■ **LISTED ENTRIES**
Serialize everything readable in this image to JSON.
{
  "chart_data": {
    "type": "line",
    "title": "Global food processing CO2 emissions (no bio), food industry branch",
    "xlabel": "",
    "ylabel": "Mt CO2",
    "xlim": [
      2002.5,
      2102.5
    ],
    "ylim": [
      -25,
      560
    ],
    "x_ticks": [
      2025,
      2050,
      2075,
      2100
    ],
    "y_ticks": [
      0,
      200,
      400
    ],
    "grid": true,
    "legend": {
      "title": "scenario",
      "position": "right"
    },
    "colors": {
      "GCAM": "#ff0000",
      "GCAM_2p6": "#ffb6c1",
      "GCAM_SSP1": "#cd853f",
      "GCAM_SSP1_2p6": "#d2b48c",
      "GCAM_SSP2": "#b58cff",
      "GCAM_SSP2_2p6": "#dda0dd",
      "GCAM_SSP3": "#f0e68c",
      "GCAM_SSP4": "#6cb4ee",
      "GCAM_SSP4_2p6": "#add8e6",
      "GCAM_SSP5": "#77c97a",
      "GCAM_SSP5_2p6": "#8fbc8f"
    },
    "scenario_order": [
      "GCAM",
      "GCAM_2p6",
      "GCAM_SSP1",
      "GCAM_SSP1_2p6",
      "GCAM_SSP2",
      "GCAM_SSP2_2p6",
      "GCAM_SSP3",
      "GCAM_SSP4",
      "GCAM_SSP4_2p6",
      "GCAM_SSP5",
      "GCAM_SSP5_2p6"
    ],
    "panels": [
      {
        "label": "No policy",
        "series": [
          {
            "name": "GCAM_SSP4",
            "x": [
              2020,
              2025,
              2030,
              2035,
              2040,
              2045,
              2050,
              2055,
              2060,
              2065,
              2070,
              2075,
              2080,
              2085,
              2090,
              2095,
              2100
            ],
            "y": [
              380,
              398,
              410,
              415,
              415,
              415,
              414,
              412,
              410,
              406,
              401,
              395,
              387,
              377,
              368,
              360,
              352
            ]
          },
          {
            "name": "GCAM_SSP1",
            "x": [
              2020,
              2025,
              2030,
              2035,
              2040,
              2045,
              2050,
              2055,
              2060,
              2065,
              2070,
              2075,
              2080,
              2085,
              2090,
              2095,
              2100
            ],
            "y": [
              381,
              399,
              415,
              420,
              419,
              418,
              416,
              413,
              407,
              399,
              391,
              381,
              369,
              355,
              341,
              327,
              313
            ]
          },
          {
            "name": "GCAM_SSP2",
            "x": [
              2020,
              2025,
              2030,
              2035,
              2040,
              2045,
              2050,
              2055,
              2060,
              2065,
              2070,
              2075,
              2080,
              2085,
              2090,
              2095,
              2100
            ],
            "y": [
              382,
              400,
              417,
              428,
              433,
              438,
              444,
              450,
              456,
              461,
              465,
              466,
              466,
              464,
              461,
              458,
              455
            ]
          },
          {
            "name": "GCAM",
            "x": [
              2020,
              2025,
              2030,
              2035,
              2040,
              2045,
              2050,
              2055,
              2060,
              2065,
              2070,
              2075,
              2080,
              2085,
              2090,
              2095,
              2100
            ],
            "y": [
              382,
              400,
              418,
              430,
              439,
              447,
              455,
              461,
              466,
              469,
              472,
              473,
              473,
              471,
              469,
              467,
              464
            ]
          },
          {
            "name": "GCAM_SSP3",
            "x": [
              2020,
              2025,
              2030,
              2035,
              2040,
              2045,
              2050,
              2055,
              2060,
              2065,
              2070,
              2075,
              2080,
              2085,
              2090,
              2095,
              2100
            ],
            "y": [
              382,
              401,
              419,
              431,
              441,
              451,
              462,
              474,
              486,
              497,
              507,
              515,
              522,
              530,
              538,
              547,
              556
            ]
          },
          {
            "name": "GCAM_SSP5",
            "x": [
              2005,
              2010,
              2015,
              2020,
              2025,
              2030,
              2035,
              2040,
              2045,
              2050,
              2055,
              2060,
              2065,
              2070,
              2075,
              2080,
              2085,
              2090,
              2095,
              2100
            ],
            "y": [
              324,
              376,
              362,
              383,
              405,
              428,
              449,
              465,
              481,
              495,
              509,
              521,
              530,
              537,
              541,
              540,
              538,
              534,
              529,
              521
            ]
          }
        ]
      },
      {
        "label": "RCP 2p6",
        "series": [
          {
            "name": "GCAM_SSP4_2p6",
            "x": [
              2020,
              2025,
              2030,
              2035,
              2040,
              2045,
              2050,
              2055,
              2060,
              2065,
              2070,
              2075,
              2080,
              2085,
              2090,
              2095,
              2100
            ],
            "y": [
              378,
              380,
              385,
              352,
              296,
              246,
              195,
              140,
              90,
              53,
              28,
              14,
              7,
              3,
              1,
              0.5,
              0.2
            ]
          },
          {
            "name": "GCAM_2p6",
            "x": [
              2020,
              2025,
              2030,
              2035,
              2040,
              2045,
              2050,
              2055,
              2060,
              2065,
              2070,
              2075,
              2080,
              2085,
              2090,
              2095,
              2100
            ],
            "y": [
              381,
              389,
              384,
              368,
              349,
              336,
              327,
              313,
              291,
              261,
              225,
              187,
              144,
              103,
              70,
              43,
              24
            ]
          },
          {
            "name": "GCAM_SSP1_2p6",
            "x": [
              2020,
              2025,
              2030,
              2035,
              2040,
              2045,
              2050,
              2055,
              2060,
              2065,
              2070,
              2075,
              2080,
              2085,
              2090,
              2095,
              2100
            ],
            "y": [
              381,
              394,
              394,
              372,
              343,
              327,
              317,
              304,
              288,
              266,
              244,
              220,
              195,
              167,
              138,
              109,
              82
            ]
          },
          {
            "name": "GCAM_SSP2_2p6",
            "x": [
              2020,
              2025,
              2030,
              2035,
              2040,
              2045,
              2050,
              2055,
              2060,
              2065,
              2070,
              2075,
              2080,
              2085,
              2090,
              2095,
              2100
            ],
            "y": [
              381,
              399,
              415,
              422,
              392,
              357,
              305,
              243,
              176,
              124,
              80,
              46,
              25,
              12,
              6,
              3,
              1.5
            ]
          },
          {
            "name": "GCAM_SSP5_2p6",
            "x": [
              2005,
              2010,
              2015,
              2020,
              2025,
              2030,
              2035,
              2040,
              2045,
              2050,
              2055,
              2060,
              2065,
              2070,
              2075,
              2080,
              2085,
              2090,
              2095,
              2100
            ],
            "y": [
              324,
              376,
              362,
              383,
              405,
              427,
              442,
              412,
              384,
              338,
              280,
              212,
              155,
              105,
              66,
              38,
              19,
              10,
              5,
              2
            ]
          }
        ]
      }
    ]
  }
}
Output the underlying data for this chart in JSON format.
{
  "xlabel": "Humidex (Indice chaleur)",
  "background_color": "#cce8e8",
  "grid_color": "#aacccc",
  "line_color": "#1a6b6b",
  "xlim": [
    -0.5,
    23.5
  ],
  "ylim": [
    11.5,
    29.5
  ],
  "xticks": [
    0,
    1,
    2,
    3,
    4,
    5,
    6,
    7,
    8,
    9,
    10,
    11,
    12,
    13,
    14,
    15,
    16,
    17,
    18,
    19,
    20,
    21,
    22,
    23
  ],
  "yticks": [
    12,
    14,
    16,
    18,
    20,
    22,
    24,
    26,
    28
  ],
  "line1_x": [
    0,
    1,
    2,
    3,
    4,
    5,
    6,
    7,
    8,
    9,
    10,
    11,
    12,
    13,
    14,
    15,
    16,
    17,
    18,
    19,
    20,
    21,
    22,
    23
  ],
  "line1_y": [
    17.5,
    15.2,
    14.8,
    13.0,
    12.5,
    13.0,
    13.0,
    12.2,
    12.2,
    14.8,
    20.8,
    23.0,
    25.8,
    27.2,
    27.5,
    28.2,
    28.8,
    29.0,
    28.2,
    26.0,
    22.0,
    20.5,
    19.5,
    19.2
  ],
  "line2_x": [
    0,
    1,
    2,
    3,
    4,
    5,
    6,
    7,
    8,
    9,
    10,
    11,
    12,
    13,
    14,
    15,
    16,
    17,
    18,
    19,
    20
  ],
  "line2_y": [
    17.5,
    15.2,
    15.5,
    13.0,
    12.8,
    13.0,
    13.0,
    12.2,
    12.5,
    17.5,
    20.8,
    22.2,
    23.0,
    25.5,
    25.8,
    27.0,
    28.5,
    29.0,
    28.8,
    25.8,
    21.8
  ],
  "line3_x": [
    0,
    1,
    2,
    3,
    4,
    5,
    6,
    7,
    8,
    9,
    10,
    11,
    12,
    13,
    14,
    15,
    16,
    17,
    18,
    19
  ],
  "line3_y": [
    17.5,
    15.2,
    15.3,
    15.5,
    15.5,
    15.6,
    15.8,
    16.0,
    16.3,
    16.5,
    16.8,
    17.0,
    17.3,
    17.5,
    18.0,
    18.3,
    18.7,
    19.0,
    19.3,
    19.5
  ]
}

■ **REQUIREMENTS**
Pick out all lines from the data above in which the word "this" appears.

■ **ANSWER TO THE TASK**
Serialize everything readable in this image to JSON.
Output the underlying data for this chart in JSON format.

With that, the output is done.